The listing below should be written out exactly; please include all of it.

-- Begin Data for this task --

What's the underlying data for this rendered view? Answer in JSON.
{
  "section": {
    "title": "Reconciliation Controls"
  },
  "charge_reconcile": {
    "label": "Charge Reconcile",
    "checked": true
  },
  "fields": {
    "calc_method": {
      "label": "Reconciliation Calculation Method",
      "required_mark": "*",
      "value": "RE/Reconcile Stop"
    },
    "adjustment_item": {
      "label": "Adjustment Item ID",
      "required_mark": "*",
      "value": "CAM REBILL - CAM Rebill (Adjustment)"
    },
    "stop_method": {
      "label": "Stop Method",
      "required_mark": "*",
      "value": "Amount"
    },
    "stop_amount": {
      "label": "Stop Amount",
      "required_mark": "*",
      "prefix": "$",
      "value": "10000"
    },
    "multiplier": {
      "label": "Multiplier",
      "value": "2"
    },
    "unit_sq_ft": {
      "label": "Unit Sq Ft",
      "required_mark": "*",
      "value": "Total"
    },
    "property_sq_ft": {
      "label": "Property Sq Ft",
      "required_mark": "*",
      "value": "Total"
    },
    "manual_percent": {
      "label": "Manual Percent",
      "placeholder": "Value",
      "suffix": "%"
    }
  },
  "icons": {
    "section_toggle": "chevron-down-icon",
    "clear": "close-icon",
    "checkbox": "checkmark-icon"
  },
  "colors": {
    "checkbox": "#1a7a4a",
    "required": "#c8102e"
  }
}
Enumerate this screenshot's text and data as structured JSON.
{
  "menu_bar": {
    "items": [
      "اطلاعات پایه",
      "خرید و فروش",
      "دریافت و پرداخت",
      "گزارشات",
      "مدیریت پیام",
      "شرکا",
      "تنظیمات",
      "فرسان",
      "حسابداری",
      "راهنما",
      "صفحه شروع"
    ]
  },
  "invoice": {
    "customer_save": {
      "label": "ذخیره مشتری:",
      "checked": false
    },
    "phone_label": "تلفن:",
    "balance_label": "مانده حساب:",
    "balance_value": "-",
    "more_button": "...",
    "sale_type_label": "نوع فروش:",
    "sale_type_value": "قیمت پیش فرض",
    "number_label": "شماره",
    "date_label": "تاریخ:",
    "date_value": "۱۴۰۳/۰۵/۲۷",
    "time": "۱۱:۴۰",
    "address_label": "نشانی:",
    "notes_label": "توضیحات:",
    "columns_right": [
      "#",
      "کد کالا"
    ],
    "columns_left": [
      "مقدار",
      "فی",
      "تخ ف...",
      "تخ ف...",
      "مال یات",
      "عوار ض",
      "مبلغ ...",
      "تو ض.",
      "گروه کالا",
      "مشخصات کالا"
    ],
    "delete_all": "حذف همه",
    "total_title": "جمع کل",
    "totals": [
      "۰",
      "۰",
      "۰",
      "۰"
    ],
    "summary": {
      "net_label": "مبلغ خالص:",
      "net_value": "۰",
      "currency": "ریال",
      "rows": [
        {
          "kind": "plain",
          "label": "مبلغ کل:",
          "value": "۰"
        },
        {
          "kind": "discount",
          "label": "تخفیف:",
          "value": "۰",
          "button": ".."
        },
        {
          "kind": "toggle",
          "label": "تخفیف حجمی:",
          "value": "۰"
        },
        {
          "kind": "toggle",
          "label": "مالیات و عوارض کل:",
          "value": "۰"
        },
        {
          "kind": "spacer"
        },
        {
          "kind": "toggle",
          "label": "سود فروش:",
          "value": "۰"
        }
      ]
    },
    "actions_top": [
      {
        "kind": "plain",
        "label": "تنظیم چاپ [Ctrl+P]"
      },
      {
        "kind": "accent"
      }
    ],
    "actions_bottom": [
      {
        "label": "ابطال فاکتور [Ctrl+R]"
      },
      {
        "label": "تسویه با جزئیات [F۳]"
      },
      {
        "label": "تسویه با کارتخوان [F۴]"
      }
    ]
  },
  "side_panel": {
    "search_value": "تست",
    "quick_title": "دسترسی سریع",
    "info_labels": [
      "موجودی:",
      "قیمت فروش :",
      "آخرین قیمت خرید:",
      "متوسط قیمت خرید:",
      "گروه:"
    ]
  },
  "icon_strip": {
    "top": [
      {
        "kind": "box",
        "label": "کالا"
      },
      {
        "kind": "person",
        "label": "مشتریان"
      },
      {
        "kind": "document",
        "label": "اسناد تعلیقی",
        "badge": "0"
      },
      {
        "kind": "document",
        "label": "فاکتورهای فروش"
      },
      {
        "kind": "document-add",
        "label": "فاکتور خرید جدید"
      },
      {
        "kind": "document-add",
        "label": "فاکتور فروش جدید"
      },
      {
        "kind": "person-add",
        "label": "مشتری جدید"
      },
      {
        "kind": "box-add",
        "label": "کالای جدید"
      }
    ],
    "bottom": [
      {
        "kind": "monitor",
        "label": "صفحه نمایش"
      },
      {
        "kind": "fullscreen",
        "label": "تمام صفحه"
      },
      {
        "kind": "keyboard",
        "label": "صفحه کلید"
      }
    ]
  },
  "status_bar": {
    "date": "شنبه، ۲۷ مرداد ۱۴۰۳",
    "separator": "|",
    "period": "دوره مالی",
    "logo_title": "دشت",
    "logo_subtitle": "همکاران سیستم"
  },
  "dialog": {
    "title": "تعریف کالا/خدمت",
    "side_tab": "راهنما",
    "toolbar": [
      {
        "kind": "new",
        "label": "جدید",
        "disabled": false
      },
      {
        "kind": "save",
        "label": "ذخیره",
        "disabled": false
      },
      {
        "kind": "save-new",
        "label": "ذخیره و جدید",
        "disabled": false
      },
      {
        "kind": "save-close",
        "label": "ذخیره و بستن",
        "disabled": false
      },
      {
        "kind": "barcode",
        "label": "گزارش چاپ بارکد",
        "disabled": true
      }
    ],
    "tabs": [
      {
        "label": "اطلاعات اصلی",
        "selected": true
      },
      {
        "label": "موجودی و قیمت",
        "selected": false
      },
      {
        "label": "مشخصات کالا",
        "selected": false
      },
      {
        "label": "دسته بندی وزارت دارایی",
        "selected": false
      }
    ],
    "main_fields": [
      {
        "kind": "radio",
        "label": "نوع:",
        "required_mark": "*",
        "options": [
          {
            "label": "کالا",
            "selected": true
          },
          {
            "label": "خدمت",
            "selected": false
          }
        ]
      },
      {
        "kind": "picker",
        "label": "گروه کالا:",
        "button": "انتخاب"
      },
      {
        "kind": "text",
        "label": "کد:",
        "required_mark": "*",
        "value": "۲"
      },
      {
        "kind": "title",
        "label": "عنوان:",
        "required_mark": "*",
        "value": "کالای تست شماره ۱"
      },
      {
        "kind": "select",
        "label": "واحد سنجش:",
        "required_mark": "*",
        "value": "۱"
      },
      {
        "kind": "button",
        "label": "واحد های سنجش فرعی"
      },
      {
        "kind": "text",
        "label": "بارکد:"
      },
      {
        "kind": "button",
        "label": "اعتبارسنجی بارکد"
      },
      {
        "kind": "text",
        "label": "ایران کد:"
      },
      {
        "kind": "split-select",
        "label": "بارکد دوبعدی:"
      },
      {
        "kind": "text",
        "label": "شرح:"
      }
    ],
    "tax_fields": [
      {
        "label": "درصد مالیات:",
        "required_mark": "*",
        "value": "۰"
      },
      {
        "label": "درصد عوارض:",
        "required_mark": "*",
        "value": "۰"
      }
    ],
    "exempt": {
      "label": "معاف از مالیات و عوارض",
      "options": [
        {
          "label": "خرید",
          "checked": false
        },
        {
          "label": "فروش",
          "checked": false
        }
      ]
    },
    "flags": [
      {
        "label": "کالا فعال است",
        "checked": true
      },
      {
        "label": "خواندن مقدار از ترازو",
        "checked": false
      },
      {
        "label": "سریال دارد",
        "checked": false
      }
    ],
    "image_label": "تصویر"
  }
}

-- End Data for this task --

Written response:
What's the underlying data for this rendered view? Answer in JSON.
{
  "section": {
    "title": "Reconciliation Controls"
  },
  "charge_reconcile": {
    "label": "Charge Reconcile",
    "checked": true
  },
  "fields": {
    "calc_method": {
      "label": "Reconciliation Calculation Method",
      "required_mark": "*",
      "value": "RE/Reconcile Stop"
    },
    "adjustment_item": {
      "label": "Adjustment Item ID",
      "required_mark": "*",
      "value": "CAM REBILL - CAM Rebill (Adjustment)"
    },
    "stop_method": {
      "label": "Stop Method",
      "required_mark": "*",
      "value": "Amount"
    },
    "stop_amount": {
      "label": "Stop Amount",
      "required_mark": "*",
      "prefix": "$",
      "value": "10000"
    },
    "multiplier": {
      "label": "Multiplier",
      "value": "2"
    },
    "unit_sq_ft": {
      "label": "Unit Sq Ft",
      "required_mark": "*",
      "value": "Total"
    },
    "property_sq_ft": {
      "label": "Property Sq Ft",
      "required_mark": "*",
      "value": "Total"
    },
    "manual_percent": {
      "label": "Manual Percent",
      "placeholder": "Value",
      "suffix": "%"
    }
  },
  "icons": {
    "section_toggle": "chevron-down-icon",
    "clear": "close-icon",
    "checkbox": "checkmark-icon"
  },
  "colors": {
    "checkbox": "#1a7a4a",
    "required": "#c8102e"
  }
}
Enumerate this screenshot's text and data as structured JSON.
{
  "menu_bar": {
    "items": [
      "اطلاعات پایه",
      "خرید و فروش",
      "دریافت و پرداخت",
      "گزارشات",
      "مدیریت پیام",
      "شرکا",
      "تنظیمات",
      "فرسان",
      "حسابداری",
      "راهنما",
      "صفحه شروع"
    ]
  },
  "invoice": {
    "customer_save": {
      "label": "ذخیره مشتری:",
      "checked": false
    },
    "phone_label": "تلفن:",
    "balance_label": "مانده حساب:",
    "balance_value": "-",
    "more_button": "...",
    "sale_type_label": "نوع فروش:",
    "sale_type_value": "قیمت پیش فرض",
    "number_label": "شماره",
    "date_label": "تاریخ:",
    "date_value": "۱۴۰۳/۰۵/۲۷",
    "time": "۱۱:۴۰",
    "address_label": "نشانی:",
    "notes_label": "توضیحات:",
    "columns_right": [
      "#",
      "کد کالا"
    ],
    "columns_left": [
      "مقدار",
      "فی",
      "تخ ف...",
      "تخ ف...",
      "مال یات",
      "عوار ض",
      "مبلغ ...",
      "تو ض.",
      "گروه کالا",
      "مشخصات کالا"
    ],
    "delete_all": "حذف همه",
    "total_title": "جمع کل",
    "totals": [
      "۰",
      "۰",
      "۰",
      "۰"
    ],
    "summary": {
      "net_label": "مبلغ خالص:",
      "net_value": "۰",
      "currency": "ریال",
      "rows": [
        {
          "kind": "plain",
          "label": "مبلغ کل:",
          "value": "۰"
        },
        {
          "kind": "discount",
          "label": "تخفیف:",
          "value": "۰",
          "button": ".."
        },
        {
          "kind": "toggle",
          "label": "تخفیف حجمی:",
          "value": "۰"
        },
        {
          "kind": "toggle",
          "label": "مالیات و عوارض کل:",
          "value": "۰"
        },
        {
          "kind": "spacer"
        },
        {
          "kind": "toggle",
          "label": "سود فروش:",
          "value": "۰"
        }
      ]
    },
    "actions_top": [
      {
        "kind": "plain",
        "label": "تنظیم چاپ [Ctrl+P]"
      },
      {
        "kind": "accent"
      }
    ],
    "actions_bottom": [
      {
        "label": "ابطال فاکتور [Ctrl+R]"
      },
      {
        "label": "تسویه با جزئیات [F۳]"
      },
      {
        "label": "تسویه با کارتخوان [F۴]"
      }
    ]
  },
  "side_panel": {
    "search_value": "تست",
    "quick_title": "دسترسی سریع",
    "info_labels": [
      "موجودی:",
      "قیمت فروش :",
      "آخرین قیمت خرید:",
      "متوسط قیمت خرید:",
      "گروه:"
    ]
  },
  "icon_strip": {
    "top": [
      {
        "kind": "box",
        "label": "کالا"
      },
      {
        "kind": "person",
        "label": "مشتریان"
      },
      {
        "kind": "document",
        "label": "اسناد تعلیقی",
        "badge": "0"
      },
      {
        "kind": "document",
        "label": "فاکتورهای فروش"
      },
      {
        "kind": "document-add",
        "label": "فاکتور خرید جدید"
      },
      {
        "kind": "document-add",
        "label": "فاکتور فروش جدید"
      },
      {
        "kind": "person-add",
        "label": "مشتری جدید"
      },
      {
        "kind": "box-add",
        "label": "کالای جدید"
      }
    ],
    "bottom": [
      {
        "kind": "monitor",
        "label": "صفحه نمایش"
      },
      {
        "kind": "fullscreen",
        "label": "تمام صفحه"
      },
      {
        "kind": "keyboard",
        "label": "صفحه کلید"
      }
    ]
  },
  "status_bar": {
    "date": "شنبه، ۲۷ مرداد ۱۴۰۳",
    "separator": "|",
    "period": "دوره مالی",
    "logo_title": "دشت",
    "logo_subtitle": "همکاران سیستم"
  },
  "dialog": {
    "title": "تعریف کالا/خدمت",
    "side_tab": "راهنما",
    "toolbar": [
      {
        "kind": "new",
        "label": "جدید",
        "disabled": false
      },
      {
        "kind": "save",
        "label": "ذخیره",
        "disabled": false
      },
      {
        "kind": "save-new",
        "label": "ذخیره و جدید",
        "disabled": false
      },
      {
        "kind": "save-close",
        "label": "ذخیره و بستن",
        "disabled": false
      },
      {
        "kind": "barcode",
        "label": "گزارش چاپ بارکد",
        "disabled": true
      }
    ],
    "tabs": [
      {
        "label": "اطلاعات اصلی",
        "selected": true
      },
      {
        "label": "موجودی و قیمت",
        "selected": false
      },
      {
        "label": "مشخصات کالا",
        "selected": false
      },
      {
        "label": "دسته بندی وزارت دارایی",
        "selected": false
      }
    ],
    "main_fields": [
      {
        "kind": "radio",
        "label": "نوع:",
        "required_mark": "*",
        "options": [
          {
            "label": "کالا",
            "selected": true
          },
          {
            "label": "خدمت",
            "selected": false
          }
        ]
      },
      {
        "kind": "picker",
        "label": "گروه کالا:",
        "button": "انتخاب"
      },
      {
        "kind": "text",
        "label": "کد:",
        "required_mark": "*",
        "value": "۲"
      },
      {
        "kind": "title",
        "label": "عنوان:",
        "required_mark": "*",
        "value": "کالای تست شماره ۱"
      },
      {
        "kind": "select",
        "label": "واحد سنجش:",
        "required_mark": "*",
        "value": "۱"
      },
      {
        "kind": "button",
        "label": "واحد های سنجش فرعی"
      },
      {
        "kind": "text",
        "label": "بارکد:"
      },
      {
        "kind": "button",
        "label": "اعتبارسنجی بارکد"
      },
      {
        "kind": "text",
        "label": "ایران کد:"
      },
      {
        "kind": "split-select",
        "label": "بارکد دوبعدی:"
      },
      {
        "kind": "text",
        "label": "شرح:"
      }
    ],
    "tax_fields": [
      {
        "label": "درصد مالیات:",
        "required_mark": "*",
        "value": "۰"
      },
      {
        "label": "درصد عوارض:",
        "required_mark": "*",
        "value": "۰"
      }
    ],
    "exempt": {
      "label": "معاف از مالیات و عوارض",
      "options": [
        {
          "label": "خرید",
          "checked": false
        },
        {
          "label": "فروش",
          "checked": false
        }
      ]
    },
    "flags": [
      {
        "label": "کالا فعال است",
        "checked": true
      },
      {
        "label": "خواندن مقدار از ترازو",
        "checked": false
      },
      {
        "label": "سریال دارد",
        "checked": false
      }
    ],
    "image_label": "تصویر"
  }
}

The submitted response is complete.